◆ **What to do**:
1. In the post about finding similar documents, which commit holds the first working scripts?
2. Carry on writing the post about finding similar documents, starting right after its last sentence.

◆ **Page excerpt**:

★ ★ ★ ★ ★ ★ ★

Day56: Finding the similar documents

Posted by csiu on April 21, 2017 | with: 100daysofcode, Machine Learning

With regards to finding the most similar document, the work was done using a number of Jupyter Notebooks.

Jupyter Notebooks are excellent for exploratory analysis and trying something new, but its cumbersome for code reuse and robust applications.

In this post, I describe how I reimplemented the different steps (drawing chunks of code from the different Jupyter Notebooks) into a single Python script (see below).


Bringing together the individual components

The first step is to create the working scripts (f47ffa9) and then we can modify it and make it better.

  • Getting the data and text preprocessing (Day 49; ipynb)
  • Constructing the document-word count matrix (Day 50; ipynb)
  • Factorizing by SVD (Day 53; ipynb)
  • Minimizing document distances and identifying similar documents (Day 55; ipynb)


Modularizing

Now that we have a working script, we can – as done in Day 28 – restructure and modularize the code for readability and ease of maintenance and reuse (f176a6a; diff).

★ ★ ★ ★ ★ ★ ★

◆ **Listed entries**:
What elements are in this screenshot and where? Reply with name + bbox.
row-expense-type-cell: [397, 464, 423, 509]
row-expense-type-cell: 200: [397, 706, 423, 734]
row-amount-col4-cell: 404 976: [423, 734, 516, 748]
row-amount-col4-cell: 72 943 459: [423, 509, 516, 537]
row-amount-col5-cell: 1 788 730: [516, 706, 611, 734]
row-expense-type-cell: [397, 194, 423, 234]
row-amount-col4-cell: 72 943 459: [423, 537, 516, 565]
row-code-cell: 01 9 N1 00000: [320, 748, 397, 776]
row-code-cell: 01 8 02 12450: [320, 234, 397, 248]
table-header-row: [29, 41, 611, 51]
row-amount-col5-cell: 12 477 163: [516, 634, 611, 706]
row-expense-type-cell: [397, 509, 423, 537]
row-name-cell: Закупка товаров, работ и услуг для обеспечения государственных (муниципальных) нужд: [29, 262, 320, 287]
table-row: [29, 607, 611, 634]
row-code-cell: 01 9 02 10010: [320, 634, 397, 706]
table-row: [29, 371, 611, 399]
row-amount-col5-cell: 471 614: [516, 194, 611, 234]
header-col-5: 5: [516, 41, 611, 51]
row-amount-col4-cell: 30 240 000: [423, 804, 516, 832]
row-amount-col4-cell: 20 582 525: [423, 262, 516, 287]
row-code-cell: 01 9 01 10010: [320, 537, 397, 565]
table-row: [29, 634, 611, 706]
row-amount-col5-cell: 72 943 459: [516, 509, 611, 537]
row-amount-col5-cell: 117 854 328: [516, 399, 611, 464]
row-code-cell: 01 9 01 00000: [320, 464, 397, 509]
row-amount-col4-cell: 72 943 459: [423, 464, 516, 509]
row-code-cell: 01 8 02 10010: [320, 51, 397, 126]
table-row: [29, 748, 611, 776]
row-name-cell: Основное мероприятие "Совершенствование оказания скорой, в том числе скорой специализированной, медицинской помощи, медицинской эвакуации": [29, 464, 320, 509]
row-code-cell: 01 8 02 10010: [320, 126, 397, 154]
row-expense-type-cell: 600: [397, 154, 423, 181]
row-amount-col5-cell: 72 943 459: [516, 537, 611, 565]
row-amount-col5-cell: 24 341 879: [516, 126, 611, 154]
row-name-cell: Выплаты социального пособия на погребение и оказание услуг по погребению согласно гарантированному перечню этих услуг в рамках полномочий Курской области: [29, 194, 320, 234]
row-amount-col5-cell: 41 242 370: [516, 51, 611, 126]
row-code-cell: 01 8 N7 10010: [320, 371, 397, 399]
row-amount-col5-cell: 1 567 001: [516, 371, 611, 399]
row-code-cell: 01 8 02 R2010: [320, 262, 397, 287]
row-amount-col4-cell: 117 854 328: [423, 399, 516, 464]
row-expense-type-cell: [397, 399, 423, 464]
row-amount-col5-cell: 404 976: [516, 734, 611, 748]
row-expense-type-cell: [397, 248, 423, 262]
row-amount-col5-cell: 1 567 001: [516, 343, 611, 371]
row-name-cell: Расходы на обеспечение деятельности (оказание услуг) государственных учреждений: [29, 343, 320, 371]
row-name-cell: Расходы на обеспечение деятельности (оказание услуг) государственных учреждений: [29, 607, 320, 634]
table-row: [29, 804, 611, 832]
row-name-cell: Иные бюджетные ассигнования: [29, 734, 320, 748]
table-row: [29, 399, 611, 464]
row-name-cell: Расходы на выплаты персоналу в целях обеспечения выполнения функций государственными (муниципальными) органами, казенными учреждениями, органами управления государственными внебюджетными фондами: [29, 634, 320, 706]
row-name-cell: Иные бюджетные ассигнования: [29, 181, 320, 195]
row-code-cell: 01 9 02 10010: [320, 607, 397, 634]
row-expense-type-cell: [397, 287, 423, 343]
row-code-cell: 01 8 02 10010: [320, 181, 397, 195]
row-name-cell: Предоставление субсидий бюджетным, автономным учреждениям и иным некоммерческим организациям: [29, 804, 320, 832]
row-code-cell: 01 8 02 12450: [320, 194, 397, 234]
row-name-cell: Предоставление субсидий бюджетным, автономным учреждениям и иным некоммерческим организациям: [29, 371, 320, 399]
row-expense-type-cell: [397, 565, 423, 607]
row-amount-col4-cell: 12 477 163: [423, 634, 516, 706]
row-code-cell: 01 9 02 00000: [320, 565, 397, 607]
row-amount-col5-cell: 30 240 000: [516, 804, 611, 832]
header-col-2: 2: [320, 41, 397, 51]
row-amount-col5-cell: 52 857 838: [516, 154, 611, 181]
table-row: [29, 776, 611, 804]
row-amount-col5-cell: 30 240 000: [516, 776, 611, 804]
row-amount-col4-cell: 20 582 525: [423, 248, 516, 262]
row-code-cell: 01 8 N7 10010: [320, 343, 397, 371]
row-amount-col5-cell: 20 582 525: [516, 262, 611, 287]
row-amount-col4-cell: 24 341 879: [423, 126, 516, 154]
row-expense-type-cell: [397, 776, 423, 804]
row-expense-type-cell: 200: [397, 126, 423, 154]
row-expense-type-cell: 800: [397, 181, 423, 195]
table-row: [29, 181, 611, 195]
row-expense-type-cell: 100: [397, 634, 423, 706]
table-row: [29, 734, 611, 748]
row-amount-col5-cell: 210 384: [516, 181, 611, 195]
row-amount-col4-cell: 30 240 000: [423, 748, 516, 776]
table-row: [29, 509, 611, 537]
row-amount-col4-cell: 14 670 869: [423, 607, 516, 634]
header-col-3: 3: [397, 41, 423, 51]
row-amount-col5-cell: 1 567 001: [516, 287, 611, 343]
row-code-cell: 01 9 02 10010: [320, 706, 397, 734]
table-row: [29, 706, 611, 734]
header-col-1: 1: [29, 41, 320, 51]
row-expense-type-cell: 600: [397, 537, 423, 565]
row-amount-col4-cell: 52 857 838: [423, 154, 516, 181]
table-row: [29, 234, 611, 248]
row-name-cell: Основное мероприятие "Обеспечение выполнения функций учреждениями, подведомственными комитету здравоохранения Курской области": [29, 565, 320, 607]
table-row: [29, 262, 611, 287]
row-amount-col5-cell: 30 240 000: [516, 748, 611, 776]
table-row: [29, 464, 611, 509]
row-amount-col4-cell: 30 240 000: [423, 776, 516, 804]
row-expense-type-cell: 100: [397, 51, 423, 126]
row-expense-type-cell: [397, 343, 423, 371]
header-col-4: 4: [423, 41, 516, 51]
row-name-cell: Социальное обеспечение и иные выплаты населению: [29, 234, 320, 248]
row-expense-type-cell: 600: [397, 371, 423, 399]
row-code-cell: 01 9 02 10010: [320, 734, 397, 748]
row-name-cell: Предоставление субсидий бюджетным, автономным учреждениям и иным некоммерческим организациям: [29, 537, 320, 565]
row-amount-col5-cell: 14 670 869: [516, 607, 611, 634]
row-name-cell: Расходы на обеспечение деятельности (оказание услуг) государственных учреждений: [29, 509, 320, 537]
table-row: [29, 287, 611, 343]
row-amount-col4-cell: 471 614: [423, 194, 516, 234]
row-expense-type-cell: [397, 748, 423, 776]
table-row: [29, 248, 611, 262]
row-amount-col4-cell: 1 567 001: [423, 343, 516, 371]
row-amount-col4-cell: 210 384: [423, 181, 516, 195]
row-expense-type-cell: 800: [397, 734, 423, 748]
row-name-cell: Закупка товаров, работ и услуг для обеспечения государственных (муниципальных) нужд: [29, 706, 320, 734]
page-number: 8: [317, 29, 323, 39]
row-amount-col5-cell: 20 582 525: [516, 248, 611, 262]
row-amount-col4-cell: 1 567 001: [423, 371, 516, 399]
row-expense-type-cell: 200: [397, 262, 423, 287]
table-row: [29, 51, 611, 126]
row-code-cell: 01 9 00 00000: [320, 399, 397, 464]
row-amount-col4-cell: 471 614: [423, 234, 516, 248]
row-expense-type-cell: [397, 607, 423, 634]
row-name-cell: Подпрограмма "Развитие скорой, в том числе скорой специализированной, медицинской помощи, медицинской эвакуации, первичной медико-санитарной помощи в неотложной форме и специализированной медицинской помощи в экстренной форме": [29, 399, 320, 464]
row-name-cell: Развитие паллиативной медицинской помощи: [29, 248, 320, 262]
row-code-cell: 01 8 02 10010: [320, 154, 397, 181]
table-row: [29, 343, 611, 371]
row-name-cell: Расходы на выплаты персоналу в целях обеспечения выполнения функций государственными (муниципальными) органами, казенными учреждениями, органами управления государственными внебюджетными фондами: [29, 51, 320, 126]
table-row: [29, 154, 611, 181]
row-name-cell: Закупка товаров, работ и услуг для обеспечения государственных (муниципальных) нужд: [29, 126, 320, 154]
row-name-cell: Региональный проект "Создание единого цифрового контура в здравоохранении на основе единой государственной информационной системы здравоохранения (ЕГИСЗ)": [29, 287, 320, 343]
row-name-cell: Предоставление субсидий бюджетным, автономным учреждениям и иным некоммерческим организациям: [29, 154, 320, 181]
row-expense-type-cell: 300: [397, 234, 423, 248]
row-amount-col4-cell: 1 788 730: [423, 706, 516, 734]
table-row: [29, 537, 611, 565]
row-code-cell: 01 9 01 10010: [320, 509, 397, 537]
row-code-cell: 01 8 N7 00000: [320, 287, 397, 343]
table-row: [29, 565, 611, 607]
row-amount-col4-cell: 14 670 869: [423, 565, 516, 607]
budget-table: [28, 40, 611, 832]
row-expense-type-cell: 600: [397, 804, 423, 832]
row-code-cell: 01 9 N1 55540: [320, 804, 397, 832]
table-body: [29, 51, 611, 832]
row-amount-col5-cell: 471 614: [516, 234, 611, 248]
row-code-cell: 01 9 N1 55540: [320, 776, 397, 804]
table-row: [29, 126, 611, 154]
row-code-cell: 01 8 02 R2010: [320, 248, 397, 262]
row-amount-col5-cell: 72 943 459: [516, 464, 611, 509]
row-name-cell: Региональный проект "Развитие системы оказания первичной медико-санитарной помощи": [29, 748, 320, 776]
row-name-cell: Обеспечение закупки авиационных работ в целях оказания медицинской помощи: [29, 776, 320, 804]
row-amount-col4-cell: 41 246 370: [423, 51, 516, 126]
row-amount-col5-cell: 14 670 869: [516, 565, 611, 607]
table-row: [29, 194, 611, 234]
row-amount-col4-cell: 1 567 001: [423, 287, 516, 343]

★ ★ ★ ★ ★ ★ ★

◆ **Responses to the exercise**:
1. f47ffa9

2.
I also like to wrap the code with an if-statement so that I can load the script as a module without inadvertently running the commands (d55acf9; diff).

if __name__ == '__main__':
    # Define commands here
    # ...


Varying parameters with a parser

Finally, I want to make use of a parser to be able to alter my parameters (91e1f97; diff).

import argparse


## Define parser
parser = argparse.ArgumentParser(description="")
parser.add_argument('-s', '--num_singular_values', default=100, type=int,
                    help="Number of singular values to use from SVD")
## ... more args ...


## Get and do something with arguments
args = parser.parse_args()
print(args.num_singular_values)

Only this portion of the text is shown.